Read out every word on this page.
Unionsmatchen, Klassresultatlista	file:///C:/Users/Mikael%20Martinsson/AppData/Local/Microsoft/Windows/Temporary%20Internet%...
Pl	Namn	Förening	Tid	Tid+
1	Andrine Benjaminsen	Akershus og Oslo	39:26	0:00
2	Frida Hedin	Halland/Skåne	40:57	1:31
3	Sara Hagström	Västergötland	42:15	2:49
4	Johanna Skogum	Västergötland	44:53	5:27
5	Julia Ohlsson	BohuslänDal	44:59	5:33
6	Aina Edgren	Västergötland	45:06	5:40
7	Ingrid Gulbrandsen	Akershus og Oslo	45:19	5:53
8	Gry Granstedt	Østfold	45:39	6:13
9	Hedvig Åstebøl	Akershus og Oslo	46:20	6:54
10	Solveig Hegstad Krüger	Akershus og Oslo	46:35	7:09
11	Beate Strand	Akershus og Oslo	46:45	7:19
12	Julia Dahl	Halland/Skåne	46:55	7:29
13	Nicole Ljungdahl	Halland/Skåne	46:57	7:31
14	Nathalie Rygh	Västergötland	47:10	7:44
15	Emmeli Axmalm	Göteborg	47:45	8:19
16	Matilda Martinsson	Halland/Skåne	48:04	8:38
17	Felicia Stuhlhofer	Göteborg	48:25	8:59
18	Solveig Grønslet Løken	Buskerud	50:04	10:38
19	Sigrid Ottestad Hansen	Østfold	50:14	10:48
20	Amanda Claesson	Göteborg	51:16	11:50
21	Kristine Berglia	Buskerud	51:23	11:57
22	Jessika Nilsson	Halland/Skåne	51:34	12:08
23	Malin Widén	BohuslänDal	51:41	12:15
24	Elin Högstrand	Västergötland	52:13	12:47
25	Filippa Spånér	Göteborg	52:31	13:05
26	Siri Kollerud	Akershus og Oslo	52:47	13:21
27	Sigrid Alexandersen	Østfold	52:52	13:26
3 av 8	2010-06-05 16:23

= = = =

- _GIVEN INSTRUCTION_
Repeat all the records. Match each line exactly.

- _CORRECT RESPONSE_
Read out every word on this page.
Unionsmatchen, Klassresultatlista	file:///C:/Users/Mikael%20Martinsson/AppData/Local/Microsoft/Windows/Temporary%20Internet%...
Pl	Namn	Förening	Tid	Tid+
1	Andrine Benjaminsen	Akershus og Oslo	39:26	0:00
2	Frida Hedin	Halland/Skåne	40:57	1:31
3	Sara Hagström	Västergötland	42:15	2:49
4	Johanna Skogum	Västergötland	44:53	5:27
5	Julia Ohlsson	BohuslänDal	44:59	5:33
6	Aina Edgren	Västergötland	45:06	5:40
7	Ingrid Gulbrandsen	Akershus og Oslo	45:19	5:53
8	Gry Granstedt	Østfold	45:39	6:13
9	Hedvig Åstebøl	Akershus og Oslo	46:20	6:54
10	Solveig Hegstad Krüger	Akershus og Oslo	46:35	7:09
11	Beate Strand	Akershus og Oslo	46:45	7:19
12	Julia Dahl	Halland/Skåne	46:55	7:29
13	Nicole Ljungdahl	Halland/Skåne	46:57	7:31
14	Nathalie Rygh	Västergötland	47:10	7:44
15	Emmeli Axmalm	Göteborg	47:45	8:19
16	Matilda Martinsson	Halland/Skåne	48:04	8:38
17	Felicia Stuhlhofer	Göteborg	48:25	8:59
18	Solveig Grønslet Løken	Buskerud	50:04	10:38
19	Sigrid Ottestad Hansen	Østfold	50:14	10:48
20	Amanda Claesson	Göteborg	51:16	11:50
21	Kristine Berglia	Buskerud	51:23	11:57
22	Jessika Nilsson	Halland/Skåne	51:34	12:08
23	Malin Widén	BohuslänDal	51:41	12:15
24	Elin Högstrand	Västergötland	52:13	12:47
25	Filippa Spånér	Göteborg	52:31	13:05
26	Siri Kollerud	Akershus og Oslo	52:47	13:21
27	Sigrid Alexandersen	Østfold	52:52	13:26
3 av 8	2010-06-05 16:23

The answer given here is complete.